Page extract.

◇ ◇ ◇ ◇ ◇ ◇ ◇

I know most of you have heard the question “What’s so wrong with video games?” The answer to that question cannot be answered with a simple sentence or two. In fact, there are positive aspects to SOME video games (educational, visual stimulation, eye/hand coordination) in SMALL doses.
So…when setting boundaries and establishing a video game strategy in your home, remember to be Firm, Fair, and Consistent.
#1 FIRM: Set limits on the amount of time a child is allowed to game. Be resolute on what types of games are allowed to be played in and out of your home. Insist on placing parental guides on all gaming devices—including where games are allowed to be played.
#2 FAIR: Don’t ban a game based on hearsay. Review it yourself before saying yes or no. Make the rules age-appropriate (what’s fair for a 9 year old isn’ t the same for a 17 year-old).
#3 CONSISTENT: If you use gaming as a privilege to be earned, don’t go soft and let it slide. Don’t allow extra time when friends are over unless your child knows it is a privilege to be respected. Don’t relax the rules on what kinds of games are allowed. Have pre-set and pre-described disciplinary measures in place if/when your child breaks the rules.
God’s Word reminds us to ‘test’ what we do to make sure it is beneficial to our spiritual well-being.

◇ ◇ ◇ ◇ ◇ ◇ ◇

Supplied entries.
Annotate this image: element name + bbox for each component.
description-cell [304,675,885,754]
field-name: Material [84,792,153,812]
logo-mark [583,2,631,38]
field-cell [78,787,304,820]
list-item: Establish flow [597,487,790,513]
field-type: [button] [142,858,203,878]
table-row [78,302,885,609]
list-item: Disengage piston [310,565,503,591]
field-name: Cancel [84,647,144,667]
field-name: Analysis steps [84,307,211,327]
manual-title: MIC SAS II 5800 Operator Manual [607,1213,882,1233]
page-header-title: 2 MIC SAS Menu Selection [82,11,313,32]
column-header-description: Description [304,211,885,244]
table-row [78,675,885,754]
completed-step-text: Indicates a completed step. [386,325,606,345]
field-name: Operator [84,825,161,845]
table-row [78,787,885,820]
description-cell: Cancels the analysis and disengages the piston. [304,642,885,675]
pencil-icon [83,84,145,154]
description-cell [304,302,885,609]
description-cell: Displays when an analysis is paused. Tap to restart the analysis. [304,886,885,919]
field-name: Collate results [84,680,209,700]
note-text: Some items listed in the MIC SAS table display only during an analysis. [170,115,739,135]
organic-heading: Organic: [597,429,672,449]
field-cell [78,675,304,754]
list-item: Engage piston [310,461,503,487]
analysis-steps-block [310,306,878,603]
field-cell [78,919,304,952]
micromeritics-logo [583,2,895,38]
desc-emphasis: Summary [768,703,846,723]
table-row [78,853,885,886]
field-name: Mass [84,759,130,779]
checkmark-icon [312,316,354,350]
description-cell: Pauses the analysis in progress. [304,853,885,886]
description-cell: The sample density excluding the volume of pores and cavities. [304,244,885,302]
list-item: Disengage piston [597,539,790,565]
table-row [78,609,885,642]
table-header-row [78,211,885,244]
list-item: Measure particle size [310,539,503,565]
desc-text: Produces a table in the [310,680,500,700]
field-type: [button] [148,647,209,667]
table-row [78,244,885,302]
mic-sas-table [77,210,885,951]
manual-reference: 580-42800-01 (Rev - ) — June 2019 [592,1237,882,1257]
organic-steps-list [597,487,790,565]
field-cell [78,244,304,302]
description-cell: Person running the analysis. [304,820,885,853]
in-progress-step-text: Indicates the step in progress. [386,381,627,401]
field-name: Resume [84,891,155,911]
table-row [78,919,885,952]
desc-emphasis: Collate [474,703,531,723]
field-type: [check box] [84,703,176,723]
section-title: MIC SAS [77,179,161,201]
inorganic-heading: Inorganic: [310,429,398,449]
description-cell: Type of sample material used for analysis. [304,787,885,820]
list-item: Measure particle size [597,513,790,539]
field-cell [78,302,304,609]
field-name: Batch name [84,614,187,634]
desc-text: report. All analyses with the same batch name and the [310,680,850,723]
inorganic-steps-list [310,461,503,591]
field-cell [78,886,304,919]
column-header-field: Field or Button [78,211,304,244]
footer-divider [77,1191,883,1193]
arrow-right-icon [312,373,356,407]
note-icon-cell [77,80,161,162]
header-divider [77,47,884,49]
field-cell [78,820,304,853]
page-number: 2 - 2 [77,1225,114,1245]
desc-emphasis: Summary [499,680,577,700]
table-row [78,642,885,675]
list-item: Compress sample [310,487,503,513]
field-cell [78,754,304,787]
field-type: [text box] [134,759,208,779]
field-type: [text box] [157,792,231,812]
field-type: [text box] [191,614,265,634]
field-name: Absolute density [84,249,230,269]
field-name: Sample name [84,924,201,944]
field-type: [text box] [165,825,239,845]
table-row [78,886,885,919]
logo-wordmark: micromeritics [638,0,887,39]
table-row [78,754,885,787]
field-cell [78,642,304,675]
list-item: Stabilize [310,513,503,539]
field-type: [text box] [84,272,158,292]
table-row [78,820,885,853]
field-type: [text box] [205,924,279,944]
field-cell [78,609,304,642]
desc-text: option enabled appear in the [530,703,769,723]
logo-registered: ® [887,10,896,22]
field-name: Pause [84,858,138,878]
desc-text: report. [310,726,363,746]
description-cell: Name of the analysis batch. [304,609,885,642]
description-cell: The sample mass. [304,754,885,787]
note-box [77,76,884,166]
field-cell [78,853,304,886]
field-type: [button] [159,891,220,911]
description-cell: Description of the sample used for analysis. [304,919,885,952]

◇ ◇ ◇ ◇ ◇ ◇ ◇

Aim of the exercise. Rewrite the video game text between "I know most" and "Fair, and Consistent.", inclusive, swapping "boundaries" for "ground rules".

Solved exercise.
I know most of you have heard the question “What’s so wrong with video games?” The answer to that question cannot be answered with a simple sentence or two. In fact, there are positive aspects to SOME video games (educational, visual stimulation, eye/hand coordination) in SMALL doses.
So…when setting ground rules and establishing a video game strategy in your home, remember to be Firm, Fair, and Consistent.